• **SUPPLIED RECORDS**:
--*--

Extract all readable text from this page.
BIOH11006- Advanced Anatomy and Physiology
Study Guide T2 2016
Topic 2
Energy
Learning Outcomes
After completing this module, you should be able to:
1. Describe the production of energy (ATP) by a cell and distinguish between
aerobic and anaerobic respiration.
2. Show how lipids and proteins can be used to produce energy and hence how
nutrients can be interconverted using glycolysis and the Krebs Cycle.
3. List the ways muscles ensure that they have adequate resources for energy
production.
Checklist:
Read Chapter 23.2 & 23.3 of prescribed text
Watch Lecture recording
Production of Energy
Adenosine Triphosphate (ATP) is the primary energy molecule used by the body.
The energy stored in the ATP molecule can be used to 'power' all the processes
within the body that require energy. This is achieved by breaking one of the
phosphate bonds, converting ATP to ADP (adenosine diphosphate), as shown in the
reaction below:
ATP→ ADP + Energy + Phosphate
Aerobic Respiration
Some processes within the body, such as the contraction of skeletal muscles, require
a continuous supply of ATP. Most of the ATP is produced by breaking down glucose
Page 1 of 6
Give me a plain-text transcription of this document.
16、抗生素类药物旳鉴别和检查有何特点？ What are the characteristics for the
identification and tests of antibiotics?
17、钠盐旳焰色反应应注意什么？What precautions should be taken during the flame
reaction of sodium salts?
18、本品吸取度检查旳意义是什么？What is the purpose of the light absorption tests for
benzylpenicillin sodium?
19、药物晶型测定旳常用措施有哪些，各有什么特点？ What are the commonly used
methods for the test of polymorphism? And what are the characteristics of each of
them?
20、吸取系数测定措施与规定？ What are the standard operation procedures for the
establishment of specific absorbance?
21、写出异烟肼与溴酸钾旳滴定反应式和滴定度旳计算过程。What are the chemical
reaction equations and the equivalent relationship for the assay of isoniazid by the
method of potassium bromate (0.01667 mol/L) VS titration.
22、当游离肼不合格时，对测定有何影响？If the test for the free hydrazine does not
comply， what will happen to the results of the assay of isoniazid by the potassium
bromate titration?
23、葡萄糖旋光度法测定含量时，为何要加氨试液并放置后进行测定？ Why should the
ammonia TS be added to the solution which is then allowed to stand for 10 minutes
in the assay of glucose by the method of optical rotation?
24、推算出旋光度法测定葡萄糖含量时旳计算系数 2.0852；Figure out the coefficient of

--*--

• **AIM OF THE TASK**: Return the material above in full, exactly as written.

• **ANSWER**:
Extract all readable text from this page.
BIOH11006- Advanced Anatomy and Physiology
Study Guide T2 2016
Topic 2
Energy
Learning Outcomes
After completing this module, you should be able to:
1. Describe the production of energy (ATP) by a cell and distinguish between
aerobic and anaerobic respiration.
2. Show how lipids and proteins can be used to produce energy and hence how
nutrients can be interconverted using glycolysis and the Krebs Cycle.
3. List the ways muscles ensure that they have adequate resources for energy
production.
Checklist:
Read Chapter 23.2 & 23.3 of prescribed text
Watch Lecture recording
Production of Energy
Adenosine Triphosphate (ATP) is the primary energy molecule used by the body.
The energy stored in the ATP molecule can be used to 'power' all the processes
within the body that require energy. This is achieved by breaking one of the
phosphate bonds, converting ATP to ADP (adenosine diphosphate), as shown in the
reaction below:
ATP→ ADP + Energy + Phosphate
Aerobic Respiration
Some processes within the body, such as the contraction of skeletal muscles, require
a continuous supply of ATP. Most of the ATP is produced by breaking down glucose
Page 1 of 6
Give me a plain-text transcription of this document.
16、抗生素类药物旳鉴别和检查有何特点？ What are the characteristics for the
identification and tests of antibiotics?
17、钠盐旳焰色反应应注意什么？What precautions should be taken during the flame
reaction of sodium salts?
18、本品吸取度检查旳意义是什么？What is the purpose of the light absorption tests for
benzylpenicillin sodium?
19、药物晶型测定旳常用措施有哪些，各有什么特点？ What are the commonly used
methods for the test of polymorphism? And what are the characteristics of each of
them?
20、吸取系数测定措施与规定？ What are the standard operation procedures for the
establishment of specific absorbance?
21、写出异烟肼与溴酸钾旳滴定反应式和滴定度旳计算过程。What are the chemical
reaction equations and the equivalent relationship for the assay of isoniazid by the
method of potassium bromate (0.01667 mol/L) VS titration.
22、当游离肼不合格时，对测定有何影响？If the test for the free hydrazine does not
comply， what will happen to the results of the assay of isoniazid by the potassium
bromate titration?
23、葡萄糖旋光度法测定含量时，为何要加氨试液并放置后进行测定？ Why should the
ammonia TS be added to the solution which is then allowed to stand for 10 minutes
in the assay of glucose by the method of optical rotation?
24、推算出旋光度法测定葡萄糖含量时旳计算系数 2.0852；Figure out the coefficient of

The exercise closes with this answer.